- Task objective: Say how many lines in the data below contain the word "Bolle", and give no other text.

Stored data:
+++
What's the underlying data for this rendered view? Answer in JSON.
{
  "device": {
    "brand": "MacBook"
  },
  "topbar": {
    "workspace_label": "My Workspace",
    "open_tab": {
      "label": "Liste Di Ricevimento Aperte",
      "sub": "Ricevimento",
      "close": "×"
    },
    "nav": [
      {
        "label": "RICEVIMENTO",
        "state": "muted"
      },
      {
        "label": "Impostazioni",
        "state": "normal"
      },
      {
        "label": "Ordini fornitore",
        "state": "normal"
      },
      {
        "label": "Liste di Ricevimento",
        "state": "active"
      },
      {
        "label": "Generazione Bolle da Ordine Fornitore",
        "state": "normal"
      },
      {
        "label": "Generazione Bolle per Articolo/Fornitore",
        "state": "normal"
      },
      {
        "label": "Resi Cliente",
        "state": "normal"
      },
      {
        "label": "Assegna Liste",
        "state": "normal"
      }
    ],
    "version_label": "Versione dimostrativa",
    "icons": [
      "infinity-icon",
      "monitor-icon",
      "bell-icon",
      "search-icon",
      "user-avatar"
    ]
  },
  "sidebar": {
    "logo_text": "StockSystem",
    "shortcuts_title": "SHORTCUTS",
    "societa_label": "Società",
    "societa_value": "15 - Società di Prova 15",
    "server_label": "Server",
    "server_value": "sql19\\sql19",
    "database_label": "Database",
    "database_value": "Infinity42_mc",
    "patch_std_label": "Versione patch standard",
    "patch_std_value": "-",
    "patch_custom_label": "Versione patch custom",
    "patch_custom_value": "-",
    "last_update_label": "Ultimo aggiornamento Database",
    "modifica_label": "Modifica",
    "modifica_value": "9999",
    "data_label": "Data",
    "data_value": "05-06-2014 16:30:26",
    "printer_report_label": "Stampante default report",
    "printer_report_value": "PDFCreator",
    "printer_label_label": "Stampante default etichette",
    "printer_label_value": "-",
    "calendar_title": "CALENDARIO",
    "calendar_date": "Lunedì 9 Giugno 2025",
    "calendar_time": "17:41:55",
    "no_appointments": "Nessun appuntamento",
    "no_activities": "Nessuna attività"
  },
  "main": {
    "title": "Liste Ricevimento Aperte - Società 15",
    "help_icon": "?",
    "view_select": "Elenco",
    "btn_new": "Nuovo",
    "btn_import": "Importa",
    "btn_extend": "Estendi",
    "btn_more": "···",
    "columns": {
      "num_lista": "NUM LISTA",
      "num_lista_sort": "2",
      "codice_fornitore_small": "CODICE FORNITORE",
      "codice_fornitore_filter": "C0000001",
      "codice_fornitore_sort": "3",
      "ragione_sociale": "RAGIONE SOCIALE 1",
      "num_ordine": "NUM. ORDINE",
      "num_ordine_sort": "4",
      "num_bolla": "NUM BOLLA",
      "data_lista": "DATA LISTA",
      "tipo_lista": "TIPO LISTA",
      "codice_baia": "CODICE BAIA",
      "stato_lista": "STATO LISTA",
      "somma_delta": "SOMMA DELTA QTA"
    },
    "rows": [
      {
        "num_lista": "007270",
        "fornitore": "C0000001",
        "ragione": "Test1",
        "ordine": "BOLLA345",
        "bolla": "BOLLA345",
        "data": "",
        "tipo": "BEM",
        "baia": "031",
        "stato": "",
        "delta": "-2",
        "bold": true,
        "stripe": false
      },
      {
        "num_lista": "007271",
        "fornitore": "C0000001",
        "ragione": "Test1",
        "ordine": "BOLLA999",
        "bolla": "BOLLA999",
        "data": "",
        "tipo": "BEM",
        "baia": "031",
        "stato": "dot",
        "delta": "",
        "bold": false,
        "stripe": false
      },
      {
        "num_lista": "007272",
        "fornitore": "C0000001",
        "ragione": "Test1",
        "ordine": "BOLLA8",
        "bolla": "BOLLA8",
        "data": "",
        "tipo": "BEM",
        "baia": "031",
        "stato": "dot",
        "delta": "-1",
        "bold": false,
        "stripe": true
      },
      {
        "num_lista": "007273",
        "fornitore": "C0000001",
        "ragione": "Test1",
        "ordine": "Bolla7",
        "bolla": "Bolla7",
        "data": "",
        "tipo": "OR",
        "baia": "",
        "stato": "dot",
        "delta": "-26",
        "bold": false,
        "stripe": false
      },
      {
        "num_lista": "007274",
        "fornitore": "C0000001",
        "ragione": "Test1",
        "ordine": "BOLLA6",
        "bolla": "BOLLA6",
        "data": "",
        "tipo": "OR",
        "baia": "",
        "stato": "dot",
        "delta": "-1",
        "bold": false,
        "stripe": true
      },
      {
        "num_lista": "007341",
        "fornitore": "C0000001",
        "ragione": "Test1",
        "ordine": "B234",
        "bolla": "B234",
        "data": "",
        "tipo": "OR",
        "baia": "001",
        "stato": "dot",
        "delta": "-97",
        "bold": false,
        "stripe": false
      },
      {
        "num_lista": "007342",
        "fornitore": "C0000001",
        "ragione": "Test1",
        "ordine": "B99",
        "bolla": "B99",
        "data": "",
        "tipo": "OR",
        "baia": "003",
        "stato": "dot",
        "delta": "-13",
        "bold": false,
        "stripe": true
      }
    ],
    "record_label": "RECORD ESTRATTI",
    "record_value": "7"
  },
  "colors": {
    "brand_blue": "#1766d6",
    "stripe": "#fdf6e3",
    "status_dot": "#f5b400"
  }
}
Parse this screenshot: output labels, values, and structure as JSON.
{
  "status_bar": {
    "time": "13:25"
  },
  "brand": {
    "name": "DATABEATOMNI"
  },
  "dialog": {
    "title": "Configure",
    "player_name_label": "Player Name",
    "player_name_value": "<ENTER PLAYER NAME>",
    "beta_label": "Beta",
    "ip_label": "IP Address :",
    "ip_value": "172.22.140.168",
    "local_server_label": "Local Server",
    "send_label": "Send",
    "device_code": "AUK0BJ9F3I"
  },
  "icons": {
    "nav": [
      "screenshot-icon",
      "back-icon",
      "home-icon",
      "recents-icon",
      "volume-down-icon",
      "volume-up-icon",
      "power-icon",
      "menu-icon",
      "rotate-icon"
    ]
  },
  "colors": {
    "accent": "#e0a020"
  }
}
+++
- Problem solution: 2